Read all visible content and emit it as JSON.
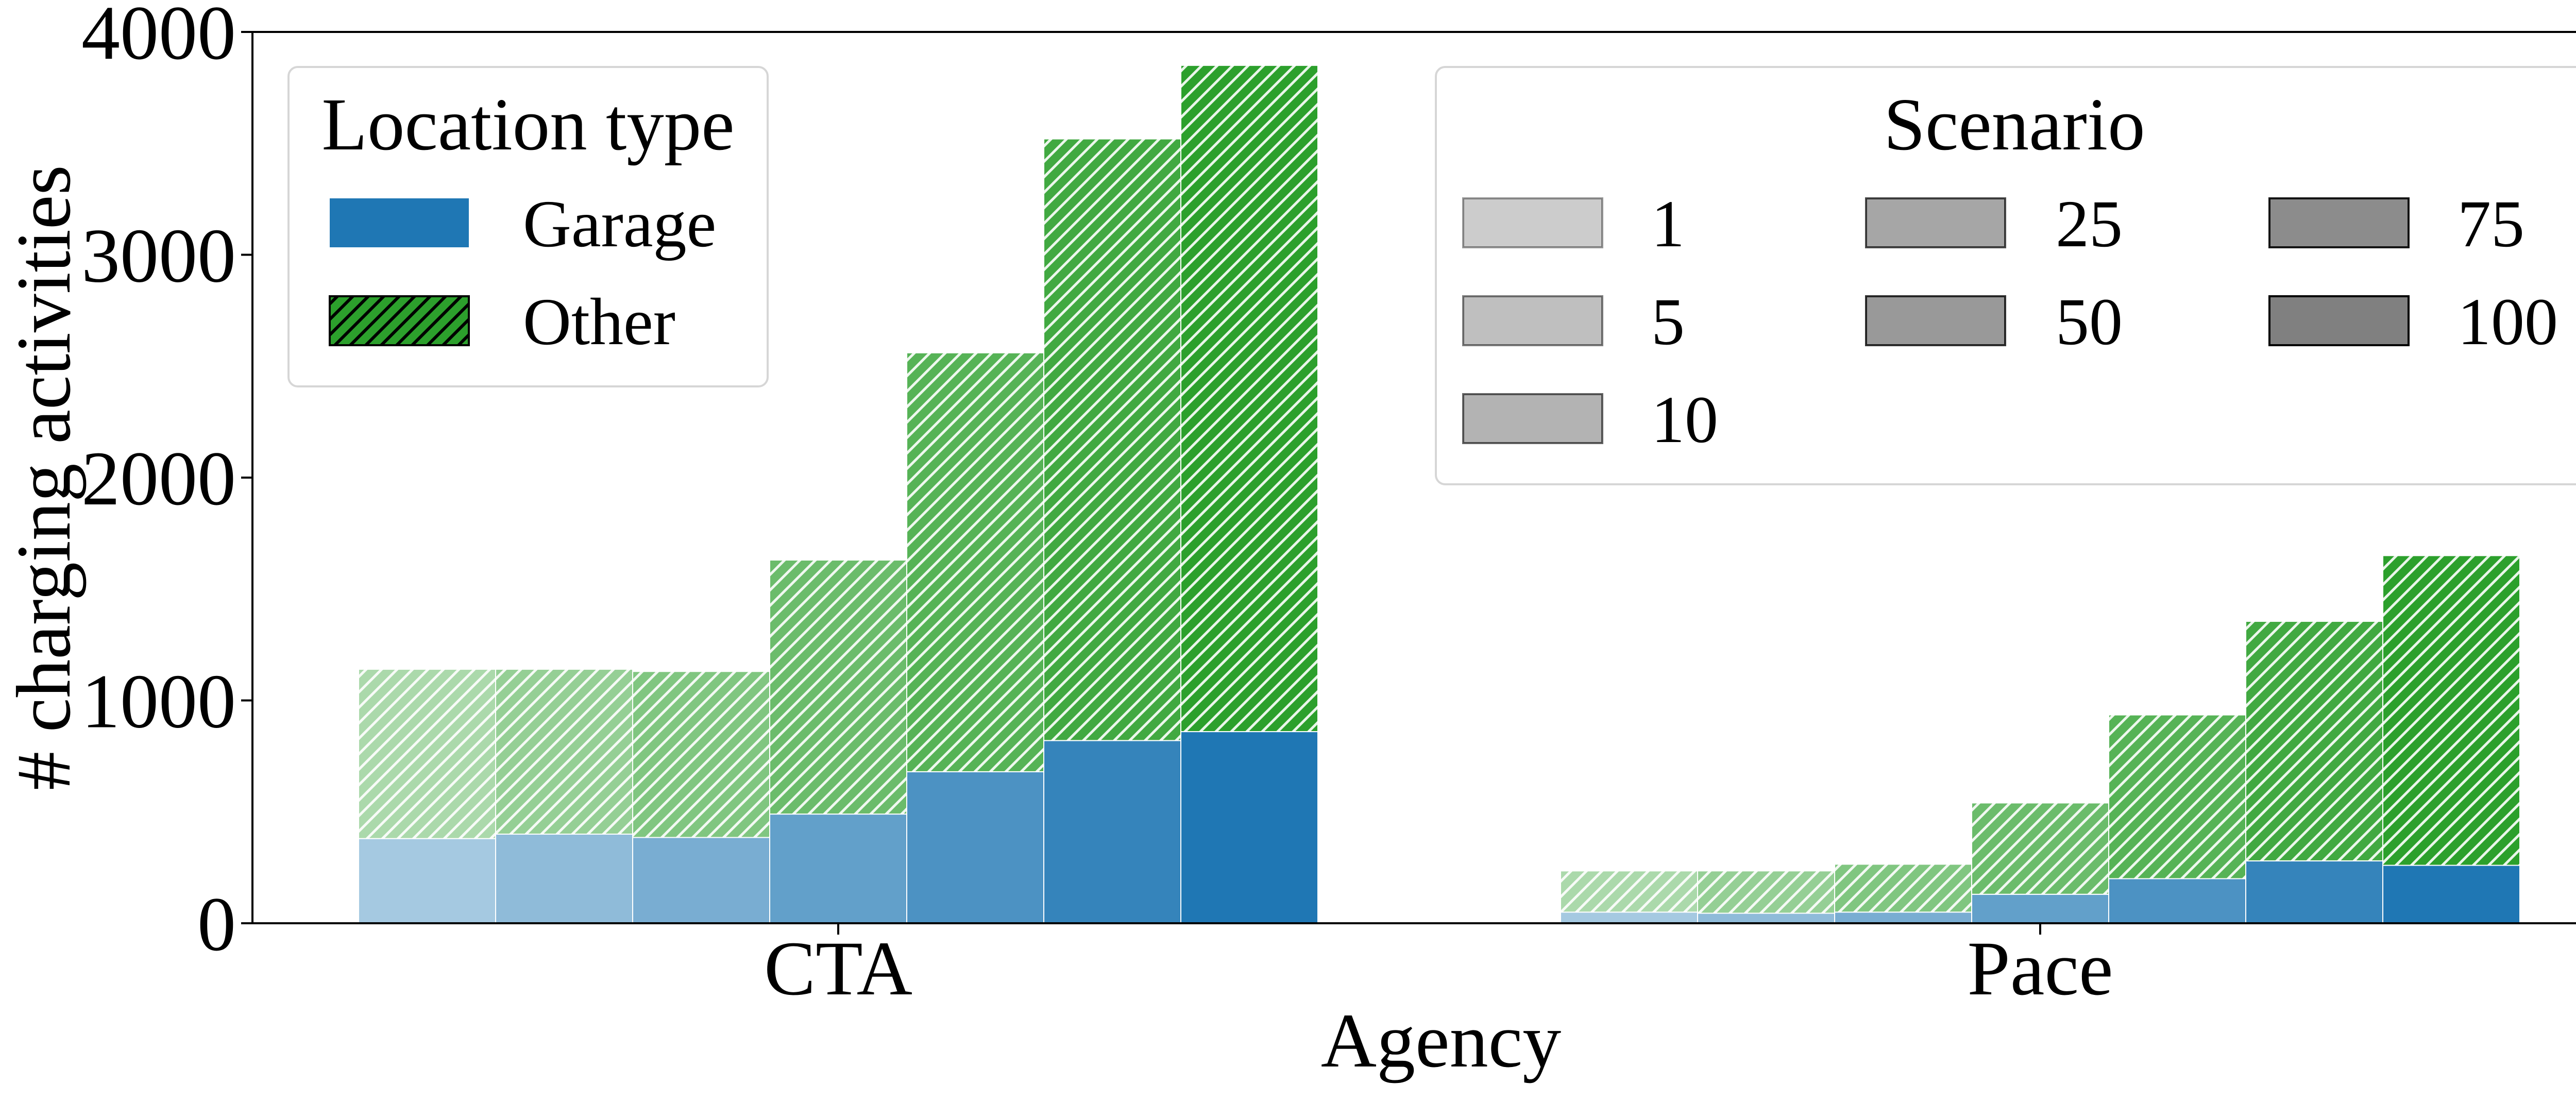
{
  "chart_data": {
    "type": "bar",
    "stacked": true,
    "xlabel": "Agency",
    "ylabel": "# charging activities",
    "ylim": [
      0,
      4000
    ],
    "yticks": [
      0,
      1000,
      2000,
      3000,
      4000
    ],
    "yticklabels": [
      "0",
      "1000",
      "2000",
      "3000",
      "4000"
    ],
    "categories": [
      "CTA",
      "Pace"
    ],
    "scenarios": [
      "1",
      "5",
      "10",
      "25",
      "50",
      "75",
      "100"
    ],
    "stack_components": [
      {
        "key": "garage",
        "label": "Garage",
        "color": "#1f77b4",
        "hatch": false
      },
      {
        "key": "other",
        "label": "Other",
        "color": "#2ca02c",
        "hatch": true
      }
    ],
    "scenario_alphas": [
      0.4,
      0.5,
      0.6,
      0.7,
      0.8,
      0.9,
      1.0
    ],
    "data": {
      "CTA": {
        "garage": [
          380,
          400,
          385,
          490,
          680,
          820,
          860
        ],
        "total": [
          1140,
          1140,
          1130,
          1630,
          2560,
          3520,
          3850
        ]
      },
      "Pace": {
        "garage": [
          50,
          45,
          50,
          130,
          200,
          280,
          260
        ],
        "total": [
          235,
          235,
          265,
          540,
          935,
          1355,
          1650
        ]
      }
    },
    "legends": {
      "location": {
        "title": "Location type",
        "entries": [
          "Garage",
          "Other"
        ],
        "placement": "top-left"
      },
      "scenario": {
        "title": "Scenario",
        "entries": [
          "1",
          "5",
          "10",
          "25",
          "50",
          "75",
          "100"
        ],
        "ncol": 3,
        "placement": "top-right"
      }
    }
  }
}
• • •
■ Short problem
Repeat the material above verbatim. Leave the pictures behind.

■ Task answer
Read all visible content and emit it as JSON.
{
  "chart_data": {
    "type": "bar",
    "stacked": true,
    "xlabel": "Agency",
    "ylabel": "# charging activities",
    "ylim": [
      0,
      4000
    ],
    "yticks": [
      0,
      1000,
      2000,
      3000,
      4000
    ],
    "yticklabels": [
      "0",
      "1000",
      "2000",
      "3000",
      "4000"
    ],
    "categories": [
      "CTA",
      "Pace"
    ],
    "scenarios": [
      "1",
      "5",
      "10",
      "25",
      "50",
      "75",
      "100"
    ],
    "stack_components": [
      {
        "key": "garage",
        "label": "Garage",
        "color": "#1f77b4",
        "hatch": false
      },
      {
        "key": "other",
        "label": "Other",
        "color": "#2ca02c",
        "hatch": true
      }
    ],
    "scenario_alphas": [
      0.4,
      0.5,
      0.6,
      0.7,
      0.8,
      0.9,
      1.0
    ],
    "data": {
      "CTA": {
        "garage": [
          380,
          400,
          385,
          490,
          680,
          820,
          860
        ],
        "total": [
          1140,
          1140,
          1130,
          1630,
          2560,
          3520,
          3850
        ]
      },
      "Pace": {
        "garage": [
          50,
          45,
          50,
          130,
          200,
          280,
          260
        ],
        "total": [
          235,
          235,
          265,
          540,
          935,
          1355,
          1650
        ]
      }
    },
    "legends": {
      "location": {
        "title": "Location type",
        "entries": [
          "Garage",
          "Other"
        ],
        "placement": "top-left"
      },
      "scenario": {
        "title": "Scenario",
        "entries": [
          "1",
          "5",
          "10",
          "25",
          "50",
          "75",
          "100"
        ],
        "ncol": 3,
        "placement": "top-right"
      }
    }
  }
}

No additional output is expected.